■ To do ■
Tally the lines that hold the string "title", and reply with the count alone.

■ Provided records ■
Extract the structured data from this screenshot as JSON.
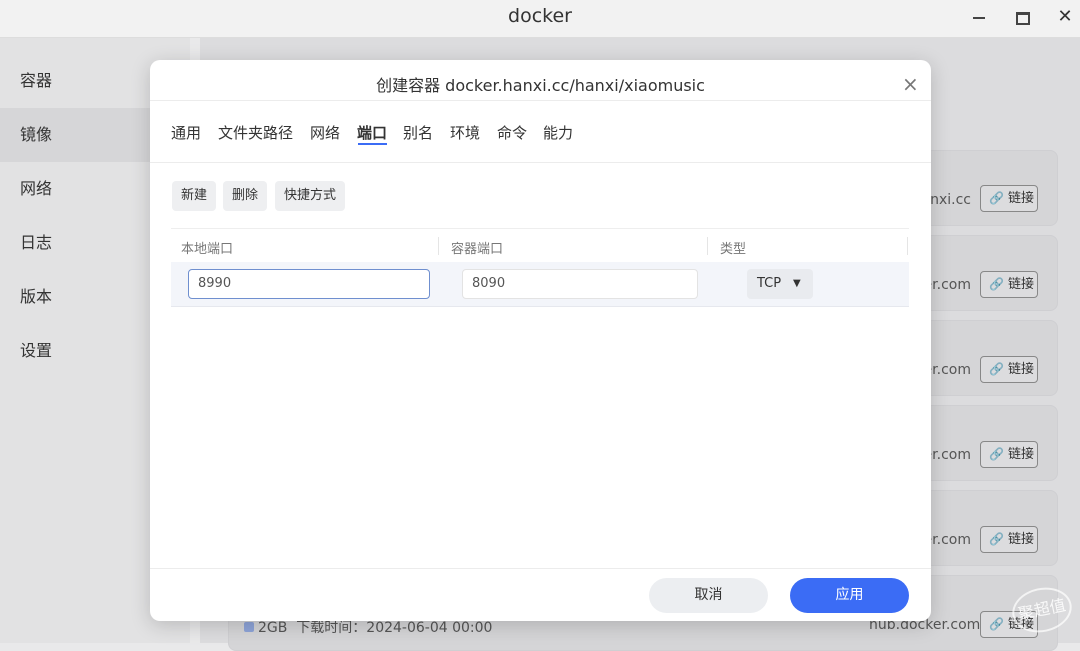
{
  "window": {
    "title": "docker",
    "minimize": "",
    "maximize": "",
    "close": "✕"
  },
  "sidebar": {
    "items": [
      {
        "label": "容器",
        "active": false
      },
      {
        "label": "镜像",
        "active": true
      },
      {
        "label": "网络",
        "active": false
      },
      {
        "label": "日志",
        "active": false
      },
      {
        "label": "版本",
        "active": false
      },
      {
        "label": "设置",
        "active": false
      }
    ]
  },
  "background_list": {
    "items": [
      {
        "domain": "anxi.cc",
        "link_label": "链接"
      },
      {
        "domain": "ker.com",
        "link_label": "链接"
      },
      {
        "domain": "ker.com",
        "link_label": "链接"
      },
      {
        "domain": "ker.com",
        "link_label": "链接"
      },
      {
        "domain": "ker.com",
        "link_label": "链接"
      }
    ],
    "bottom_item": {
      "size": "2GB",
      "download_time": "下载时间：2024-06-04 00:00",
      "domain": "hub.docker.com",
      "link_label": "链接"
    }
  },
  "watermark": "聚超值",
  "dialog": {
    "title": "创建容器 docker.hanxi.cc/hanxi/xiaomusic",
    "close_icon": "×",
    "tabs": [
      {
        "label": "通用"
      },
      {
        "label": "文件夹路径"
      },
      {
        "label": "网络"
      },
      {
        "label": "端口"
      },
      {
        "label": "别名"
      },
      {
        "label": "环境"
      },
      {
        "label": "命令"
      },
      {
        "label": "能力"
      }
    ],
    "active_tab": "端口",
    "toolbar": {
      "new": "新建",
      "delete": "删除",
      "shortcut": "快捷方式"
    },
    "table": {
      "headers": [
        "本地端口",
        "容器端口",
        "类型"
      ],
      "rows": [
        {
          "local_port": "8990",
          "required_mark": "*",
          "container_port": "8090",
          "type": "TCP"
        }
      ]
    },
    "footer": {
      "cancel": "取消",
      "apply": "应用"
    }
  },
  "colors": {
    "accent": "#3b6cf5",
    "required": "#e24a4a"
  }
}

■ Answer to the task ■
2